Start

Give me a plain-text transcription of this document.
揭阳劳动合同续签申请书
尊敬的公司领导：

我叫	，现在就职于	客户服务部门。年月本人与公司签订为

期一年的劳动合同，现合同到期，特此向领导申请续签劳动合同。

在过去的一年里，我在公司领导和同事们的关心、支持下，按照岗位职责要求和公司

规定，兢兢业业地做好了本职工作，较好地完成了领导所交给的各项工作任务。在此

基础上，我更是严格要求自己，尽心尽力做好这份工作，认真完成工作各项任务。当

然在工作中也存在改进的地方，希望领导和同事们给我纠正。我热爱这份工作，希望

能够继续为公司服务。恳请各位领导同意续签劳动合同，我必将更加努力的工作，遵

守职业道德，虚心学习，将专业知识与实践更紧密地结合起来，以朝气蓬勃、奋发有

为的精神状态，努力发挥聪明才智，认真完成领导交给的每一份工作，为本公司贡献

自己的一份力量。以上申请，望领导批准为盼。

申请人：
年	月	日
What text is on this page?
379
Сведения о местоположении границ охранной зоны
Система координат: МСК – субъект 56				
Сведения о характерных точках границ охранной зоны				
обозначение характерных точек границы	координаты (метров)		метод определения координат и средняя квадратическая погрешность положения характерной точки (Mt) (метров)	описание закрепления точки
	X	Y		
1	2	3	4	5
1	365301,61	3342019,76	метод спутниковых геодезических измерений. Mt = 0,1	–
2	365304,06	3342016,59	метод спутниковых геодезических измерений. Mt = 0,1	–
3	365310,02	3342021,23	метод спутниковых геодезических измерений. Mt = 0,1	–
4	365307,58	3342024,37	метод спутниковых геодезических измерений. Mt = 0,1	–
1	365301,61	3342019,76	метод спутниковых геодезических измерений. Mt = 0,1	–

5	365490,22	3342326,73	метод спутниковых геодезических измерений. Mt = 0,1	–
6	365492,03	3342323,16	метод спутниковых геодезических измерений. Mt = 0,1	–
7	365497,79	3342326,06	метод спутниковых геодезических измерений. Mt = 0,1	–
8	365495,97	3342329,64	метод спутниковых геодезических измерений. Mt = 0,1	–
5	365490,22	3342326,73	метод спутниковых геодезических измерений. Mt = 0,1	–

End

(TASK INSTRUCTIONS):
Write out all the entries exactly.

(FINISHED EXERCISE):
Give me a plain-text transcription of this document.
揭阳劳动合同续签申请书
尊敬的公司领导：

我叫	，现在就职于	客户服务部门。年月本人与公司签订为

期一年的劳动合同，现合同到期，特此向领导申请续签劳动合同。

在过去的一年里，我在公司领导和同事们的关心、支持下，按照岗位职责要求和公司

规定，兢兢业业地做好了本职工作，较好地完成了领导所交给的各项工作任务。在此

基础上，我更是严格要求自己，尽心尽力做好这份工作，认真完成工作各项任务。当

然在工作中也存在改进的地方，希望领导和同事们给我纠正。我热爱这份工作，希望

能够继续为公司服务。恳请各位领导同意续签劳动合同，我必将更加努力的工作，遵

守职业道德，虚心学习，将专业知识与实践更紧密地结合起来，以朝气蓬勃、奋发有

为的精神状态，努力发挥聪明才智，认真完成领导交给的每一份工作，为本公司贡献

自己的一份力量。以上申请，望领导批准为盼。

申请人：
年	月	日
What text is on this page?
379
Сведения о местоположении границ охранной зоны
Система координат: МСК – субъект 56				
Сведения о характерных точках границ охранной зоны				
обозначение характерных точек границы	координаты (метров)		метод определения координат и средняя квадратическая погрешность положения характерной точки (Mt) (метров)	описание закрепления точки
	X	Y		
1	2	3	4	5
1	365301,61	3342019,76	метод спутниковых геодезических измерений. Mt = 0,1	–
2	365304,06	3342016,59	метод спутниковых геодезических измерений. Mt = 0,1	–
3	365310,02	3342021,23	метод спутниковых геодезических измерений. Mt = 0,1	–
4	365307,58	3342024,37	метод спутниковых геодезических измерений. Mt = 0,1	–
1	365301,61	3342019,76	метод спутниковых геодезических измерений. Mt = 0,1	–

5	365490,22	3342326,73	метод спутниковых геодезических измерений. Mt = 0,1	–
6	365492,03	3342323,16	метод спутниковых геодезических измерений. Mt = 0,1	–
7	365497,79	3342326,06	метод спутниковых геодезических измерений. Mt = 0,1	–
8	365495,97	3342329,64	метод спутниковых геодезических измерений. Mt = 0,1	–
5	365490,22	3342326,73	метод спутниковых геодезических измерений. Mt = 0,1	–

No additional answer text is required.